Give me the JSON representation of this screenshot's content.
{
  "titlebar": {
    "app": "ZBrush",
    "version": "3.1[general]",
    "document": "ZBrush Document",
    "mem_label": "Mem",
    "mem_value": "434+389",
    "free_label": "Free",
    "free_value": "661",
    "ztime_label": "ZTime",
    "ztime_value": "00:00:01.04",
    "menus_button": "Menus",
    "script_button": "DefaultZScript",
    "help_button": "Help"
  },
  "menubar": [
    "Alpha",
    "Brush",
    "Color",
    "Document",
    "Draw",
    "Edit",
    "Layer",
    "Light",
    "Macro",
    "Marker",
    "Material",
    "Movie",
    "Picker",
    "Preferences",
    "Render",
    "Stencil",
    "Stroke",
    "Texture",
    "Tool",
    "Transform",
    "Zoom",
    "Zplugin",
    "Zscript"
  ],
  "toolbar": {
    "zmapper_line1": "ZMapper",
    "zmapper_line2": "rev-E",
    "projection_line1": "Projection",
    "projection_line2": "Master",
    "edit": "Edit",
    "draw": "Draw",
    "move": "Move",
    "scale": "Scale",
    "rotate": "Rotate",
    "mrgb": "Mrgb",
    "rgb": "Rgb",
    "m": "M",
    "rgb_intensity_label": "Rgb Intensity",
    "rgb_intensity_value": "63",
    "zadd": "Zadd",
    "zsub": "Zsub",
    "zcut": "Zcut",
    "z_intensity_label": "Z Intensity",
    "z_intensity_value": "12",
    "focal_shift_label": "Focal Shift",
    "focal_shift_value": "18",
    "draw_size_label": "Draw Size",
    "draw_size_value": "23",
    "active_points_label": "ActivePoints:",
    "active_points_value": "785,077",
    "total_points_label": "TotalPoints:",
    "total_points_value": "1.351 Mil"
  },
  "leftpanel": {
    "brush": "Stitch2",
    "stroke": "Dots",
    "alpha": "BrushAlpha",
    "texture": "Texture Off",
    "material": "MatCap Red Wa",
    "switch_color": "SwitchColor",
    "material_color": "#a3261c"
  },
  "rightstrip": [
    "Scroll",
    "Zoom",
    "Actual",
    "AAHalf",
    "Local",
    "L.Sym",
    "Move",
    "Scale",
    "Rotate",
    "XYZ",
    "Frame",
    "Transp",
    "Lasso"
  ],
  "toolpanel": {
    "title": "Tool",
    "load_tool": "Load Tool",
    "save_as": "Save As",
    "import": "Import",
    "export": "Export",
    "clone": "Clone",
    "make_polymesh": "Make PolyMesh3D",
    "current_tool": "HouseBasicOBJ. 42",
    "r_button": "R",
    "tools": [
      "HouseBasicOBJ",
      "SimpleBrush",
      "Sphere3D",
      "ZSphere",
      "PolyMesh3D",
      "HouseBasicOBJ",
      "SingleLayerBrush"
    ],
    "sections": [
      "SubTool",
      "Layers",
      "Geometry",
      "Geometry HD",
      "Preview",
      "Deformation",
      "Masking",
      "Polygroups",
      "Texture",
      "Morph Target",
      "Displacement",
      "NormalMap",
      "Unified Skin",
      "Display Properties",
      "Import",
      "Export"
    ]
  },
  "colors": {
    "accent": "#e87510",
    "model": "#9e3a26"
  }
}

-------

- _STATED TASK_: Return all of the data precisely as it appears.

- _RESPONSE TO THIS TASK_:
Give me the JSON representation of this screenshot's content.
{
  "titlebar": {
    "app": "ZBrush",
    "version": "3.1[general]",
    "document": "ZBrush Document",
    "mem_label": "Mem",
    "mem_value": "434+389",
    "free_label": "Free",
    "free_value": "661",
    "ztime_label": "ZTime",
    "ztime_value": "00:00:01.04",
    "menus_button": "Menus",
    "script_button": "DefaultZScript",
    "help_button": "Help"
  },
  "menubar": [
    "Alpha",
    "Brush",
    "Color",
    "Document",
    "Draw",
    "Edit",
    "Layer",
    "Light",
    "Macro",
    "Marker",
    "Material",
    "Movie",
    "Picker",
    "Preferences",
    "Render",
    "Stencil",
    "Stroke",
    "Texture",
    "Tool",
    "Transform",
    "Zoom",
    "Zplugin",
    "Zscript"
  ],
  "toolbar": {
    "zmapper_line1": "ZMapper",
    "zmapper_line2": "rev-E",
    "projection_line1": "Projection",
    "projection_line2": "Master",
    "edit": "Edit",
    "draw": "Draw",
    "move": "Move",
    "scale": "Scale",
    "rotate": "Rotate",
    "mrgb": "Mrgb",
    "rgb": "Rgb",
    "m": "M",
    "rgb_intensity_label": "Rgb Intensity",
    "rgb_intensity_value": "63",
    "zadd": "Zadd",
    "zsub": "Zsub",
    "zcut": "Zcut",
    "z_intensity_label": "Z Intensity",
    "z_intensity_value": "12",
    "focal_shift_label": "Focal Shift",
    "focal_shift_value": "18",
    "draw_size_label": "Draw Size",
    "draw_size_value": "23",
    "active_points_label": "ActivePoints:",
    "active_points_value": "785,077",
    "total_points_label": "TotalPoints:",
    "total_points_value": "1.351 Mil"
  },
  "leftpanel": {
    "brush": "Stitch2",
    "stroke": "Dots",
    "alpha": "BrushAlpha",
    "texture": "Texture Off",
    "material": "MatCap Red Wa",
    "switch_color": "SwitchColor",
    "material_color": "#a3261c"
  },
  "rightstrip": [
    "Scroll",
    "Zoom",
    "Actual",
    "AAHalf",
    "Local",
    "L.Sym",
    "Move",
    "Scale",
    "Rotate",
    "XYZ",
    "Frame",
    "Transp",
    "Lasso"
  ],
  "toolpanel": {
    "title": "Tool",
    "load_tool": "Load Tool",
    "save_as": "Save As",
    "import": "Import",
    "export": "Export",
    "clone": "Clone",
    "make_polymesh": "Make PolyMesh3D",
    "current_tool": "HouseBasicOBJ. 42",
    "r_button": "R",
    "tools": [
      "HouseBasicOBJ",
      "SimpleBrush",
      "Sphere3D",
      "ZSphere",
      "PolyMesh3D",
      "HouseBasicOBJ",
      "SingleLayerBrush"
    ],
    "sections": [
      "SubTool",
      "Layers",
      "Geometry",
      "Geometry HD",
      "Preview",
      "Deformation",
      "Masking",
      "Polygroups",
      "Texture",
      "Morph Target",
      "Displacement",
      "NormalMap",
      "Unified Skin",
      "Display Properties",
      "Import",
      "Export"
    ]
  },
  "colors": {
    "accent": "#e87510",
    "model": "#9e3a26"
  }
}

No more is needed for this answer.